**Task to complete:** Quote, verbatim, all material below, without pictures.

**Provided records:**
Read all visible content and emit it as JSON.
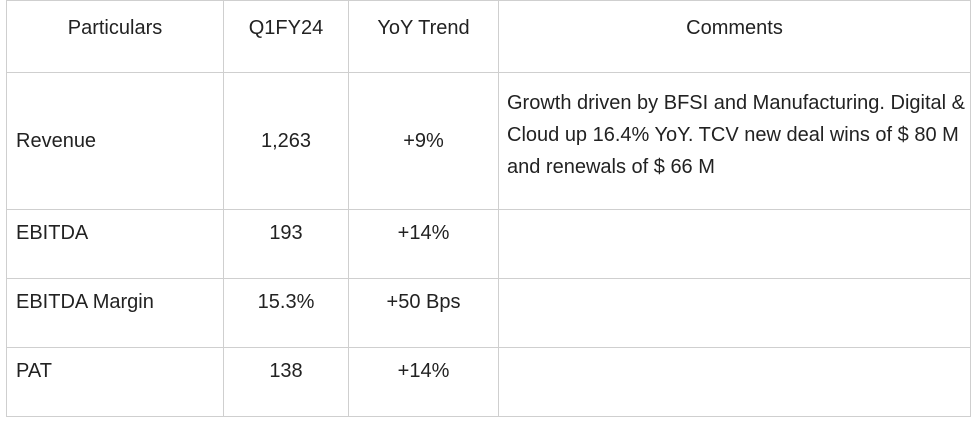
{
  "table": {
    "headers": [
      "Particulars",
      "Q1FY24",
      "YoY Trend",
      "Comments"
    ],
    "rows": [
      {
        "particular": "Revenue",
        "q1fy24": "1,263",
        "yoy": "+9%",
        "comment": "Growth driven by BFSI and Manufacturing. Digital & Cloud up 16.4% YoY. TCV new deal wins of $ 80 M and renewals of $ 66 M"
      },
      {
        "particular": "EBITDA",
        "q1fy24": "193",
        "yoy": "+14%",
        "comment": ""
      },
      {
        "particular": "EBITDA Margin",
        "q1fy24": "15.3%",
        "yoy": "+50 Bps",
        "comment": ""
      },
      {
        "particular": "PAT",
        "q1fy24": "138",
        "yoy": "+14%",
        "comment": ""
      }
    ]
  }
}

**Exercise answer:**
Read all visible content and emit it as JSON.
{
  "table": {
    "headers": [
      "Particulars",
      "Q1FY24",
      "YoY Trend",
      "Comments"
    ],
    "rows": [
      {
        "particular": "Revenue",
        "q1fy24": "1,263",
        "yoy": "+9%",
        "comment": "Growth driven by BFSI and Manufacturing. Digital & Cloud up 16.4% YoY. TCV new deal wins of $ 80 M and renewals of $ 66 M"
      },
      {
        "particular": "EBITDA",
        "q1fy24": "193",
        "yoy": "+14%",
        "comment": ""
      },
      {
        "particular": "EBITDA Margin",
        "q1fy24": "15.3%",
        "yoy": "+50 Bps",
        "comment": ""
      },
      {
        "particular": "PAT",
        "q1fy24": "138",
        "yoy": "+14%",
        "comment": ""
      }
    ]
  }
}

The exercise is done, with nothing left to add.